Set exercise ▸ Check the listing below for lines with the word "unit" and say how many there are, with nothing but the number.
═══ Given records ═══
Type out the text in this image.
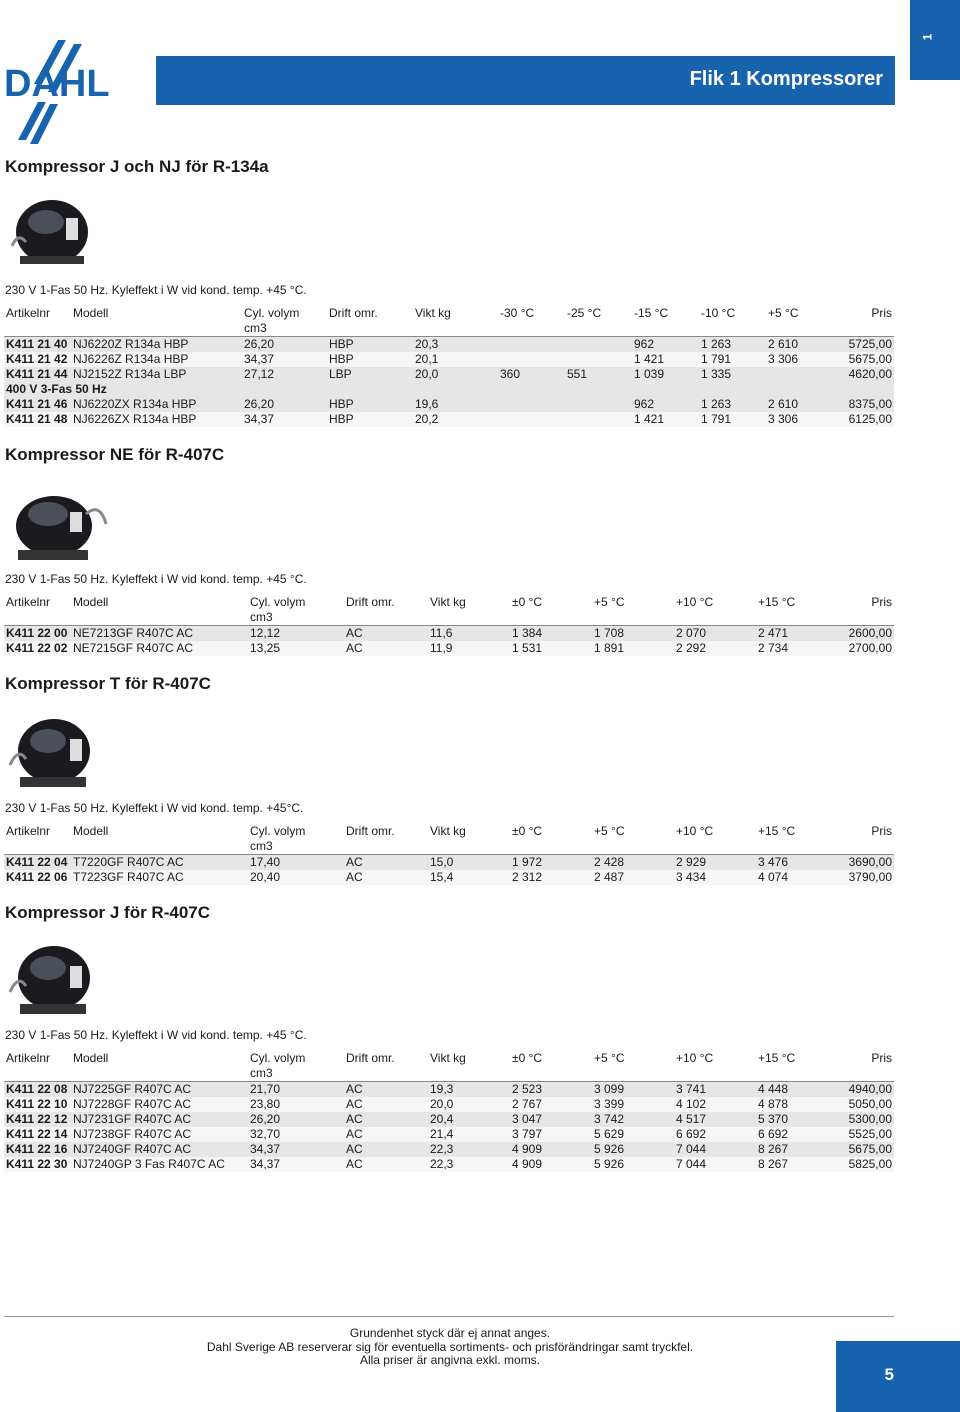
DAHL	Flik 1 Kompressorer
1
Kompressor J och NJ för R-134a
230 V 1-Fas 50 Hz. Kyleffekt i W vid kond. temp. +45 °C.
Artikelnr	Modell	Cyl. volym
cm3	Drift omr.	Vikt kg	-30 °C	-25 °C	-15 °C	-10 °C	+5 °C	Pris
K411 21 40	NJ6220Z R134a HBP	26,20	HBP	20,3			962	1 263	2 610	5725,00
K411 21 42	NJ6226Z R134a HBP	34,37	HBP	20,1			1 421	1 791	3 306	5675,00
K411 21 44	NJ2152Z R134a LBP	27,12	LBP	20,0	360	551	1 039	1 335		4620,00
400 V 3-Fas 50 Hz										
K411 21 46	NJ6220ZX R134a HBP	26,20	HBP	19,6			962	1 263	2 610	8375,00
K411 21 48	NJ6226ZX R134a HBP	34,37	HBP	20,2			1 421	1 791	3 306	6125,00
Kompressor NE för R-407C
230 V 1-Fas 50 Hz. Kyleffekt i W vid kond. temp. +45 °C.
Artikelnr	Modell	Cyl. volym
cm3	Drift omr.	Vikt kg	±0 °C	+5 °C	+10 °C	+15 °C	Pris
K411 22 00	NE7213GF R407C AC	12,12	AC	11,6	1 384	1 708	2 070	2 471	2600,00
K411 22 02	NE7215GF R407C AC	13,25	AC	11,9	1 531	1 891	2 292	2 734	2700,00
Kompressor T för R-407C
230 V 1-Fas 50 Hz. Kyleffekt i W vid kond. temp. +45°C.
Artikelnr	Modell	Cyl. volym
cm3	Drift omr.	Vikt kg	±0 °C	+5 °C	+10 °C	+15 °C	Pris
K411 22 04	T7220GF R407C AC	17,40	AC	15,0	1 972	2 428	2 929	3 476	3690,00
K411 22 06	T7223GF R407C AC	20,40	AC	15,4	2 312	2 487	3 434	4 074	3790,00
Kompressor J för R-407C
230 V 1-Fas 50 Hz. Kyleffekt i W vid kond. temp. +45 °C.
Artikelnr	Modell	Cyl. volym
cm3	Drift omr.	Vikt kg	±0 °C	+5 °C	+10 °C	+15 °C	Pris
K411 22 08	NJ7225GF R407C AC	21,70	AC	19,3	2 523	3 099	3 741	4 448	4940,00
K411 22 10	NJ7228GF R407C AC	23,80	AC	20,0	2 767	3 399	4 102	4 878	5050,00
K411 22 12	NJ7231GF R407C AC	26,20	AC	20,4	3 047	3 742	4 517	5 370	5300,00
K411 22 14	NJ7238GF R407C AC	32,70	AC	21,4	3 797	5 629	6 692	6 692	5525,00
K411 22 16	NJ7240GF R407C AC	34,37	AC	22,3	4 909	5 926	7 044	8 267	5675,00
K411 22 30	NJ7240GP 3 Fas R407C AC	34,37	AC	22,3	4 909	5 926	7 044	8 267	5825,00
Grundenhet styck där ej annat anges.
Dahl Sverige AB reserverar sig för eventuella sortiments- och prisförändringar samt tryckfel.
Alla priser är angivna exkl. moms.
5
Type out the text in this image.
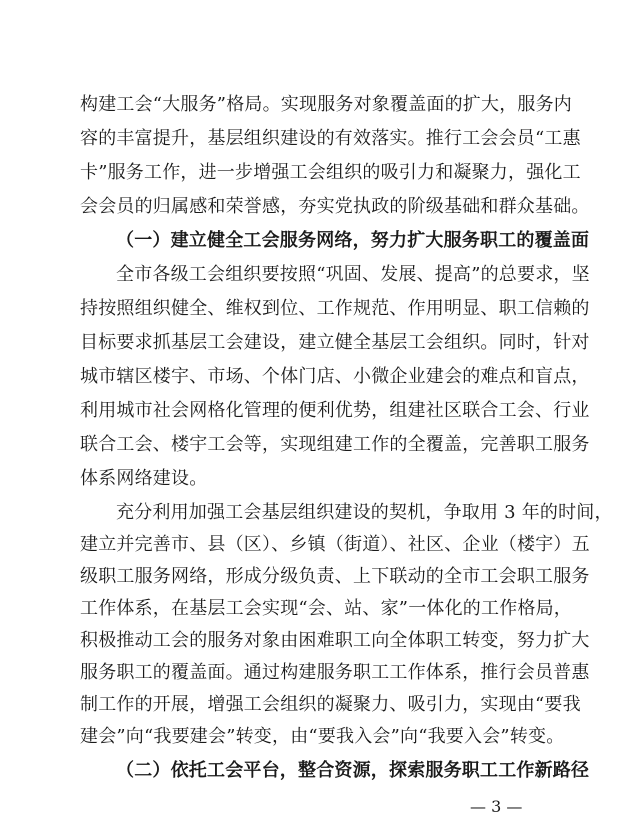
构建工会“大服务”格局。实现服务对象覆盖面的扩大，服务内
容的丰富提升，基层组织建设的有效落实。推行工会会员“工惠
卡”服务工作，进一步增强工会组织的吸引力和凝聚力，强化工
会会员的归属感和荣誉感，夯实党执政的阶级基础和群众基础。
（一）建立健全工会服务网络，努力扩大服务职工的覆盖面
全市各级工会组织要按照“巩固、发展、提高”的总要求，坚
持按照组织健全、维权到位、工作规范、作用明显、职工信赖的
目标要求抓基层工会建设，建立健全基层工会组织。同时，针对
城市辖区楼宇、市场、个体门店、小微企业建会的难点和盲点，
利用城市社会网格化管理的便利优势，组建社区联合工会、行业
联合工会、楼宇工会等，实现组建工作的全覆盖，完善职工服务
体系网络建设。
充分利用加强工会基层组织建设的契机，争取用 3 年的时间，
建立并完善市、县（区）、乡镇（街道）、社区、企业（楼宇）五
级职工服务网络，形成分级负责、上下联动的全市工会职工服务
工作体系，在基层工会实现“会、站、家”一体化的工作格局，
积极推动工会的服务对象由困难职工向全体职工转变，努力扩大
服务职工的覆盖面。通过构建服务职工工作体系，推行会员普惠
制工作的开展，增强工会组织的凝聚力、吸引力，实现由“要我
建会”向“我要建会”转变，由“要我入会”向“我要入会”转变。
（二）依托工会平台，整合资源，探索服务职工工作新路径
— 3 —
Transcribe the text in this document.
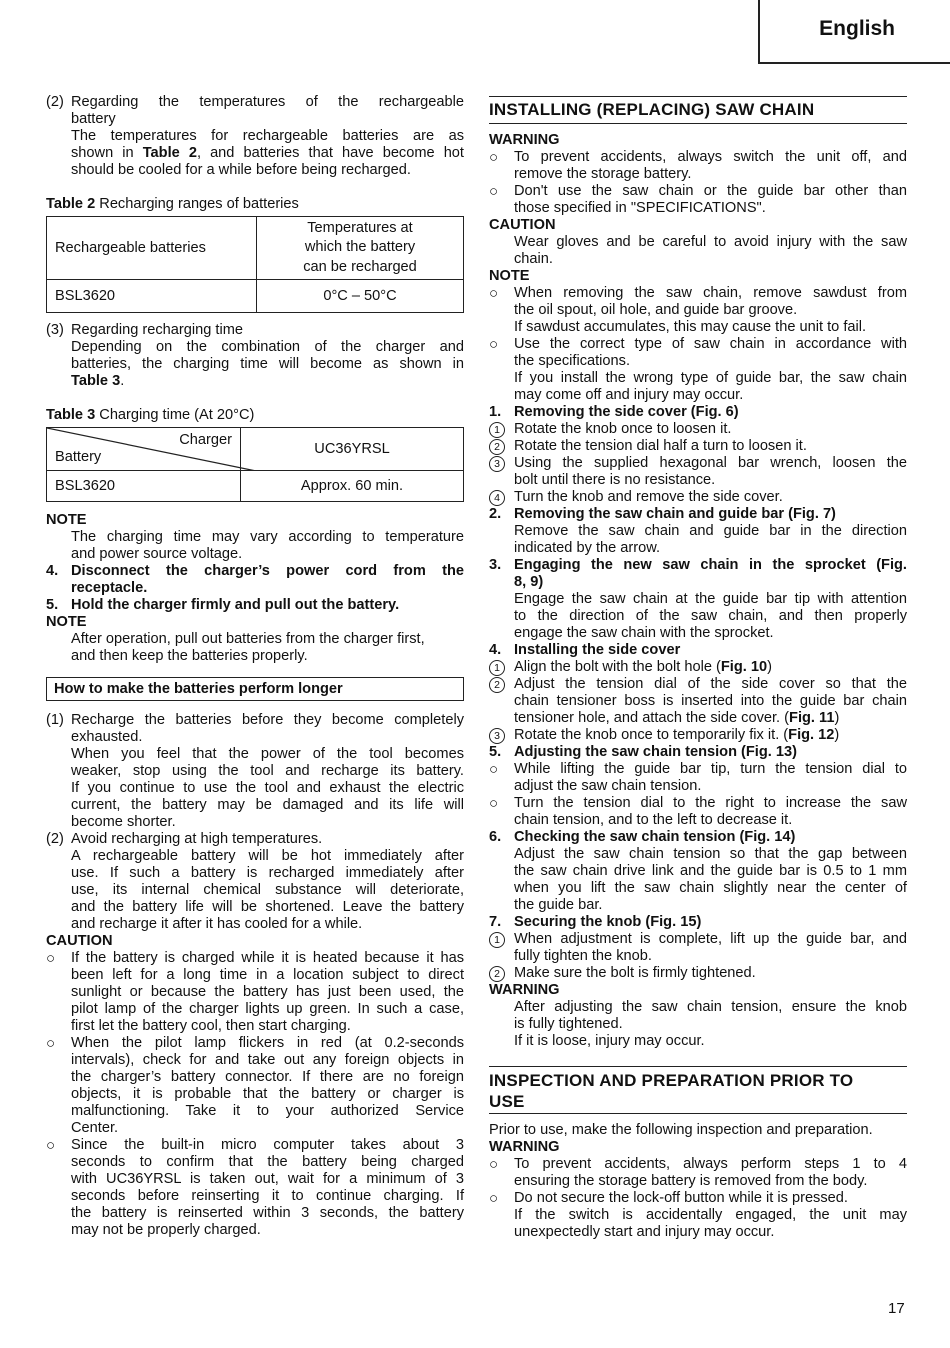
English
(2) Regarding the temperatures of the rechargeable
battery
The temperatures for rechargeable batteries are as
shown in Table 2, and batteries that have become hot
should be cooled for a while before being recharged.
Table 2 Recharging ranges of batteries
Rechargeable batteries	Temperatures at
which the battery
can be recharged

BSL3620	0°C – 50°C
(3) Regarding recharging time
Depending on the combination of the charger and
batteries, the charging time will become as shown in
Table 3.
Table 3 Charging time (At 20°C)
Charger
Battery	UC36YRSL
BSL3620	Approx. 60 min.
NOTE
The charging time may vary according to temperature
and power source voltage.
4. Disconnect the charger’s power cord from the
receptacle.
5. Hold the charger firmly and pull out the battery.
NOTE
After operation, pull out batteries from the charger first,
and then keep the batteries properly.
How to make the batteries perform longer
(1) Recharge the batteries before they become completely
exhausted.
When you feel that the power of the tool becomes
weaker, stop using the tool and recharge its battery.
If you continue to use the tool and exhaust the electric
current, the battery may be damaged and its life will
become shorter.
(2) Avoid recharging at high temperatures.
A rechargeable battery will be hot immediately after
use. If such a battery is recharged immediately after
use, its internal chemical substance will deteriorate,
and the battery life will be shortened. Leave the battery
and recharge it after it has cooled for a while.
CAUTION
○ If the battery is charged while it is heated because it has
been left for a long time in a location subject to direct
sunlight or because the battery has just been used, the
pilot lamp of the charger lights up green. In such a case,
first let the battery cool, then start charging.
○ When the pilot lamp flickers in red (at 0.2-seconds
intervals), check for and take out any foreign objects in
the charger’s battery connector. If there are no foreign
objects, it is probable that the battery or charger is
malfunctioning. Take it to your authorized Service
Center.
○ Since the built-in micro computer takes about 3
seconds to confirm that the battery being charged
with UC36YRSL is taken out, wait for a minimum of 3
seconds before reinserting it to continue charging. If
the battery is reinserted within 3 seconds, the battery
may not be properly charged.
INSTALLING (REPLACING) SAW CHAIN
WARNING
○ To prevent accidents, always switch the unit off, and
remove the storage battery.
○ Don't use the saw chain or the guide bar other than
those specified in "SPECIFICATIONS".
CAUTION
Wear gloves and be careful to avoid injury with the saw
chain.
NOTE
○ When removing the saw chain, remove sawdust from
the oil spout, oil hole, and guide bar groove.
If sawdust accumulates, this may cause the unit to fail.
○ Use the correct type of saw chain in accordance with
the specifications.
If you install the wrong type of guide bar, the saw chain
may come off and injury may occur.
1. Removing the side cover (Fig. 6)
1 Rotate the knob once to loosen it.
2 Rotate the tension dial half a turn to loosen it.
3 Using the supplied hexagonal bar wrench, loosen the
bolt until there is no resistance.
4 Turn the knob and remove the side cover.
2. Removing the saw chain and guide bar (Fig. 7)
Remove the saw chain and guide bar in the direction
indicated by the arrow.
3. Engaging the new saw chain in the sprocket (Fig.
8, 9)
Engage the saw chain at the guide bar tip with attention
to the direction of the saw chain, and then properly
engage the saw chain with the sprocket.
4. Installing the side cover
1 Align the bolt with the bolt hole (Fig. 10)
2 Adjust the tension dial of the side cover so that the
chain tensioner boss is inserted into the guide bar chain
tensioner hole, and attach the side cover. (Fig. 11)
3 Rotate the knob once to temporarily fix it. (Fig. 12)
5. Adjusting the saw chain tension (Fig. 13)
○ While lifting the guide bar tip, turn the tension dial to
adjust the saw chain tension.
○ Turn the tension dial to the right to increase the saw
chain tension, and to the left to decrease it.
6. Checking the saw chain tension (Fig. 14)
Adjust the saw chain tension so that the gap between
the saw chain drive link and the guide bar is 0.5 to 1 mm
when you lift the saw chain slightly near the center of
the guide bar.
7. Securing the knob (Fig. 15)
1 When adjustment is complete, lift up the guide bar, and
fully tighten the knob.
2 Make sure the bolt is firmly tightened.
WARNING
After adjusting the saw chain tension, ensure the knob
is fully tightened.
If it is loose, injury may occur.
INSPECTION AND PREPARATION PRIOR TO
USE
Prior to use, make the following inspection and preparation.
WARNING
○ To prevent accidents, always perform steps 1 to 4
ensuring the storage battery is removed from the body.
○ Do not secure the lock-off button while it is pressed.
If the switch is accidentally engaged, the unit may
unexpectedly start and injury may occur.
17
═══
Solution to the problem ▸ 3